Figure record listings:
-----

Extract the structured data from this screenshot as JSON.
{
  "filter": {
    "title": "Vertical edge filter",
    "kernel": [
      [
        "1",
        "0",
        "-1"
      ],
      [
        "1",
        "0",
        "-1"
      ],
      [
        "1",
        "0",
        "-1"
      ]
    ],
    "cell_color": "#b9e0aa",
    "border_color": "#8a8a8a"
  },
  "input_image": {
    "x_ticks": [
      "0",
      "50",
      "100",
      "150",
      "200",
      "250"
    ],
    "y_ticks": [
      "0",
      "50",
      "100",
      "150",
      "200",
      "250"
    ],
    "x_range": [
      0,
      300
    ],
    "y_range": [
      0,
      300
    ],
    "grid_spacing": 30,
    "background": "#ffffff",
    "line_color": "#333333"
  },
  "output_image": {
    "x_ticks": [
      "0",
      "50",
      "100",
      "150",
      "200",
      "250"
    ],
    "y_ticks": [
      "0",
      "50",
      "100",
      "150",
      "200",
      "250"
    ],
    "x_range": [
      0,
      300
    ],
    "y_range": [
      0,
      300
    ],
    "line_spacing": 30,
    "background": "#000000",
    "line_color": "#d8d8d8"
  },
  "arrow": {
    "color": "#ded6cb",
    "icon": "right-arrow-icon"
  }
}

-----

■ STATED GOAL ■
Print the records once more, exactly as they were given.

■ SOLUTION TO THIS EXERCISE ■
Extract the structured data from this screenshot as JSON.
{
  "filter": {
    "title": "Vertical edge filter",
    "kernel": [
      [
        "1",
        "0",
        "-1"
      ],
      [
        "1",
        "0",
        "-1"
      ],
      [
        "1",
        "0",
        "-1"
      ]
    ],
    "cell_color": "#b9e0aa",
    "border_color": "#8a8a8a"
  },
  "input_image": {
    "x_ticks": [
      "0",
      "50",
      "100",
      "150",
      "200",
      "250"
    ],
    "y_ticks": [
      "0",
      "50",
      "100",
      "150",
      "200",
      "250"
    ],
    "x_range": [
      0,
      300
    ],
    "y_range": [
      0,
      300
    ],
    "grid_spacing": 30,
    "background": "#ffffff",
    "line_color": "#333333"
  },
  "output_image": {
    "x_ticks": [
      "0",
      "50",
      "100",
      "150",
      "200",
      "250"
    ],
    "y_ticks": [
      "0",
      "50",
      "100",
      "150",
      "200",
      "250"
    ],
    "x_range": [
      0,
      300
    ],
    "y_range": [
      0,
      300
    ],
    "line_spacing": 30,
    "background": "#000000",
    "line_color": "#d8d8d8"
  },
  "arrow": {
    "color": "#ded6cb",
    "icon": "right-arrow-icon"
  }
}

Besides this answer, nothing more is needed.